▶ [RECORD EXTRACTS]:
★ ★ ★ ★ ★ ★ ★

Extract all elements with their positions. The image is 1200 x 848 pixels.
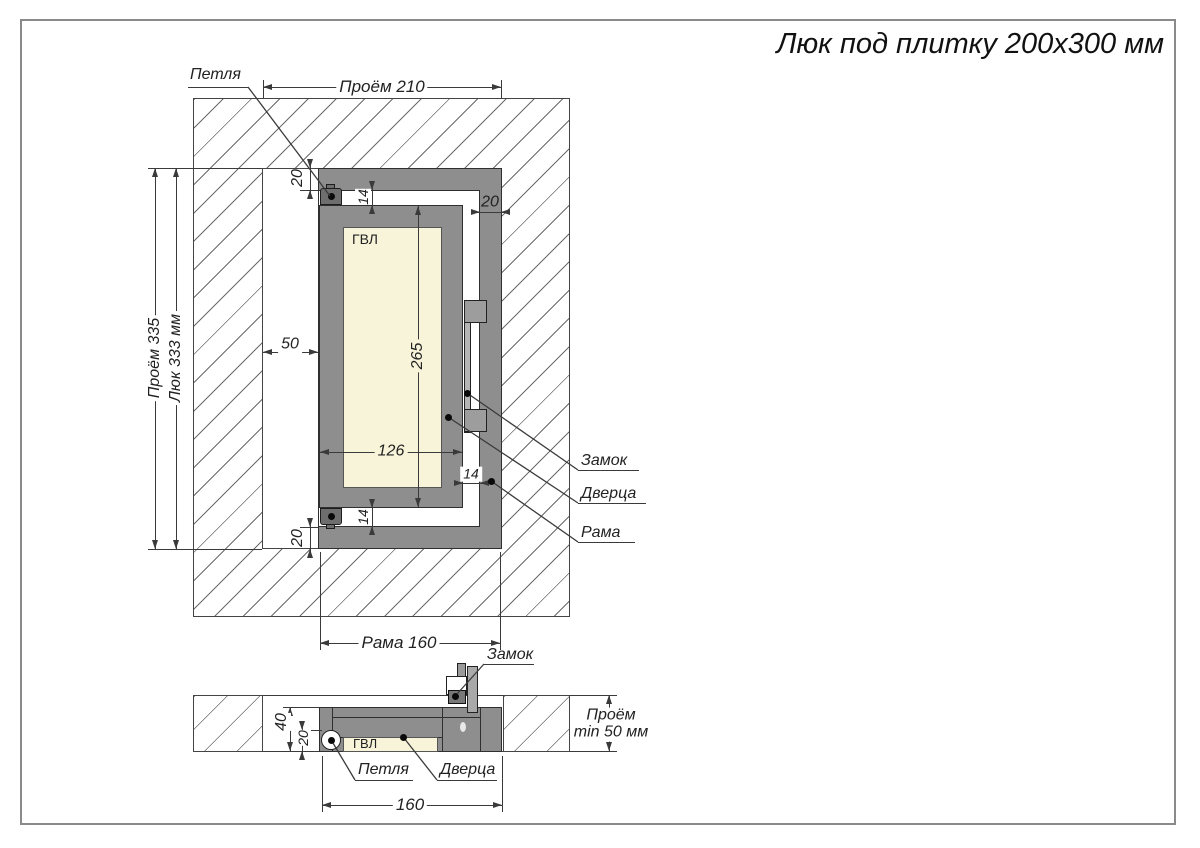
dim-arrow (299, 751, 305, 760)
dim-opening-depth-line1: Проём (583, 708, 638, 725)
drawing-title: Люк под плитку 200х300 мм (776, 28, 1164, 61)
section-detail-line (332, 717, 480, 718)
dim-arrow (173, 168, 179, 177)
lock-label-front: Замок (581, 452, 627, 470)
door-leader-dot (445, 414, 452, 421)
dim-arrow (369, 526, 375, 535)
hinge-label-section: Петля (358, 761, 409, 779)
dim-frame-profile: 20 (478, 195, 502, 212)
dim-arrow (307, 518, 313, 527)
dim-top-gap: 14 (355, 189, 371, 205)
dim-arrow (369, 205, 375, 214)
dim-arrow (415, 498, 421, 507)
ext-line (300, 527, 318, 528)
dim-arrow (263, 84, 272, 90)
dim-arrow (606, 695, 612, 704)
dim-arrow (152, 168, 158, 177)
ext-line (148, 168, 262, 169)
hinge-label-underline-section (355, 780, 413, 781)
dim-frame-width: Рама 160 (359, 634, 440, 652)
dim-arrow (307, 159, 313, 168)
dim-depth-total: 40 (273, 713, 291, 731)
section-hinge-dot (328, 737, 335, 744)
dim-arrow (415, 206, 421, 215)
lock-label-underline-section (484, 664, 534, 665)
dim-right-gap: 14 (460, 467, 482, 482)
dim-arrow (453, 449, 462, 455)
dim-arrow (299, 721, 305, 730)
dim-arrow (152, 540, 158, 549)
section-detail-line (480, 707, 481, 752)
dim-door-width: 126 (375, 444, 408, 461)
front-gvl-label: ГВЛ (352, 231, 378, 247)
frame-label-underline (578, 542, 635, 543)
door-label-underline (578, 503, 646, 504)
dim-top-offset: 20 (289, 169, 307, 187)
section-wall-right (503, 695, 570, 752)
hinge-top-pin (326, 184, 335, 189)
dim-left-gap: 50 (278, 337, 302, 354)
dim-arrow (322, 802, 331, 808)
dim-arrow (320, 640, 329, 646)
front-lock-block-top (464, 300, 487, 323)
dim-bottom-gap: 14 (355, 509, 371, 525)
dim-arrow (493, 802, 502, 808)
hinge-bottom-dot (328, 513, 335, 520)
hinge-top-dot (328, 193, 335, 200)
dim-opening-width: Проём 210 (336, 78, 427, 96)
ext-line (501, 80, 502, 98)
ext-line (502, 756, 503, 812)
section-lock-plate (467, 666, 478, 713)
front-lock-block-bottom (464, 409, 487, 432)
dim-arrow (287, 742, 293, 751)
lock-label-underline (578, 470, 639, 471)
lock-label-section: Замок (487, 646, 533, 664)
door-label-front: Дверца (581, 485, 636, 503)
ext-line (500, 552, 501, 650)
lock-leader-dot (464, 390, 471, 397)
ext-line (148, 549, 262, 550)
dim-arrow (606, 742, 612, 751)
ext-line (300, 190, 318, 191)
dim-opening-depth-line2: min 50 мм (571, 725, 651, 742)
dim-door-height: 265 (409, 340, 427, 373)
ext-line (320, 552, 321, 650)
dim-arrow (320, 449, 329, 455)
section-lock-dot (452, 693, 459, 700)
dim-section-frame-width: 160 (393, 796, 427, 814)
dim-door-depth: 20 (295, 730, 311, 746)
dim-bottom-offset: 20 (289, 529, 307, 547)
dim-arrow (369, 499, 375, 508)
dim-arrow (501, 209, 510, 215)
door-label-underline-section (437, 780, 497, 781)
section-lock-lever (457, 663, 466, 677)
door-label-section: Дверца (440, 761, 495, 779)
dim-arrow (173, 540, 179, 549)
hinge-bottom-pin (326, 524, 335, 529)
dim-arrow (307, 549, 313, 558)
door-leader-dot-section (400, 734, 407, 741)
frame-leader-dot (488, 478, 495, 485)
dim-arrow (309, 349, 318, 355)
dim-opening-height: Проём 335 (146, 315, 164, 401)
dim-arrow (263, 349, 272, 355)
dim-arrow (492, 84, 501, 90)
dim-arrow (307, 190, 313, 199)
hinge-label-front: Петля (190, 66, 241, 84)
frame-label-front: Рама (581, 524, 620, 542)
section-screw-hole (460, 722, 466, 732)
section-detail-line (442, 707, 443, 752)
section-gvl-label: ГВЛ (353, 736, 377, 751)
hinge-label-underline (188, 87, 248, 88)
section-wall-left (193, 695, 263, 752)
drawing-page: Люк под плитку 200х300 мм ГВЛ Проём 210 … (0, 0, 1200, 848)
dim-hatch-height: Люк 333 мм (167, 311, 185, 405)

★ ★ ★ ★ ★ ★ ★

▶ [PROBLEM STATEMENT]: Swap every "Замок" in all of the material above for "Защёлка" and reproduce it otherwise unchanged, leaving out the picture.

▶ [SOLUTION TO THE EXERCISE]:
Extract all elements with their positions. The image is 1200 x 848 pixels.
dim-arrow (299, 751, 305, 760)
dim-opening-depth-line1: Проём (583, 708, 638, 725)
drawing-title: Люк под плитку 200х300 мм (776, 28, 1164, 61)
section-detail-line (332, 717, 480, 718)
dim-arrow (173, 168, 179, 177)
lock-label-front: Защёлка (581, 452, 627, 470)
door-leader-dot (445, 414, 452, 421)
dim-arrow (369, 526, 375, 535)
hinge-label-section: Петля (358, 761, 409, 779)
dim-frame-profile: 20 (478, 195, 502, 212)
dim-arrow (307, 518, 313, 527)
dim-top-gap: 14 (355, 189, 371, 205)
dim-arrow (369, 205, 375, 214)
dim-arrow (415, 498, 421, 507)
ext-line (300, 527, 318, 528)
dim-arrow (263, 84, 272, 90)
dim-arrow (606, 695, 612, 704)
dim-arrow (152, 168, 158, 177)
ext-line (148, 168, 262, 169)
hinge-label-underline-section (355, 780, 413, 781)
dim-frame-width: Рама 160 (359, 634, 440, 652)
dim-arrow (307, 159, 313, 168)
dim-depth-total: 40 (273, 713, 291, 731)
section-hinge-dot (328, 737, 335, 744)
dim-arrow (415, 206, 421, 215)
lock-label-underline-section (484, 664, 534, 665)
dim-right-gap: 14 (460, 467, 482, 482)
dim-arrow (453, 449, 462, 455)
dim-arrow (299, 721, 305, 730)
dim-arrow (152, 540, 158, 549)
section-detail-line (480, 707, 481, 752)
dim-door-width: 126 (375, 444, 408, 461)
front-gvl-label: ГВЛ (352, 231, 378, 247)
frame-label-underline (578, 542, 635, 543)
door-label-underline (578, 503, 646, 504)
dim-top-offset: 20 (289, 169, 307, 187)
section-wall-right (503, 695, 570, 752)
hinge-top-pin (326, 184, 335, 189)
dim-left-gap: 50 (278, 337, 302, 354)
dim-arrow (322, 802, 331, 808)
dim-arrow (320, 640, 329, 646)
front-lock-block-top (464, 300, 487, 323)
dim-bottom-gap: 14 (355, 509, 371, 525)
dim-arrow (493, 802, 502, 808)
hinge-bottom-dot (328, 513, 335, 520)
hinge-top-dot (328, 193, 335, 200)
dim-opening-width: Проём 210 (336, 78, 427, 96)
ext-line (501, 80, 502, 98)
ext-line (502, 756, 503, 812)
section-lock-plate (467, 666, 478, 713)
front-lock-block-bottom (464, 409, 487, 432)
dim-arrow (287, 742, 293, 751)
lock-label-underline (578, 470, 639, 471)
lock-label-section: Защёлка (487, 646, 533, 664)
door-label-front: Дверца (581, 485, 636, 503)
ext-line (500, 552, 501, 650)
lock-leader-dot (464, 390, 471, 397)
ext-line (148, 549, 262, 550)
dim-arrow (606, 742, 612, 751)
ext-line (300, 190, 318, 191)
dim-opening-depth-line2: min 50 мм (571, 725, 651, 742)
dim-door-height: 265 (409, 340, 427, 373)
ext-line (320, 552, 321, 650)
dim-arrow (320, 449, 329, 455)
section-lock-dot (452, 693, 459, 700)
dim-section-frame-width: 160 (393, 796, 427, 814)
dim-door-depth: 20 (295, 730, 311, 746)
dim-bottom-offset: 20 (289, 529, 307, 547)
dim-arrow (369, 499, 375, 508)
dim-arrow (501, 209, 510, 215)
door-label-underline-section (437, 780, 497, 781)
section-lock-lever (457, 663, 466, 677)
door-label-section: Дверца (440, 761, 495, 779)
dim-arrow (173, 540, 179, 549)
hinge-bottom-pin (326, 524, 335, 529)
dim-arrow (307, 549, 313, 558)
door-leader-dot-section (400, 734, 407, 741)
frame-leader-dot (488, 478, 495, 485)
dim-arrow (309, 349, 318, 355)
dim-opening-height: Проём 335 (146, 315, 164, 401)
dim-arrow (263, 349, 272, 355)
dim-arrow (492, 84, 501, 90)
dim-arrow (307, 190, 313, 199)
hinge-label-front: Петля (190, 66, 241, 84)
frame-label-front: Рама (581, 524, 620, 542)
section-screw-hole (460, 722, 466, 732)
section-detail-line (442, 707, 443, 752)
section-gvl-label: ГВЛ (353, 736, 377, 751)
hinge-label-underline (188, 87, 248, 88)
section-wall-left (193, 695, 263, 752)
drawing-page: Люк под плитку 200х300 мм ГВЛ Проём 210 … (0, 0, 1200, 848)
dim-hatch-height: Люк 333 мм (167, 311, 185, 405)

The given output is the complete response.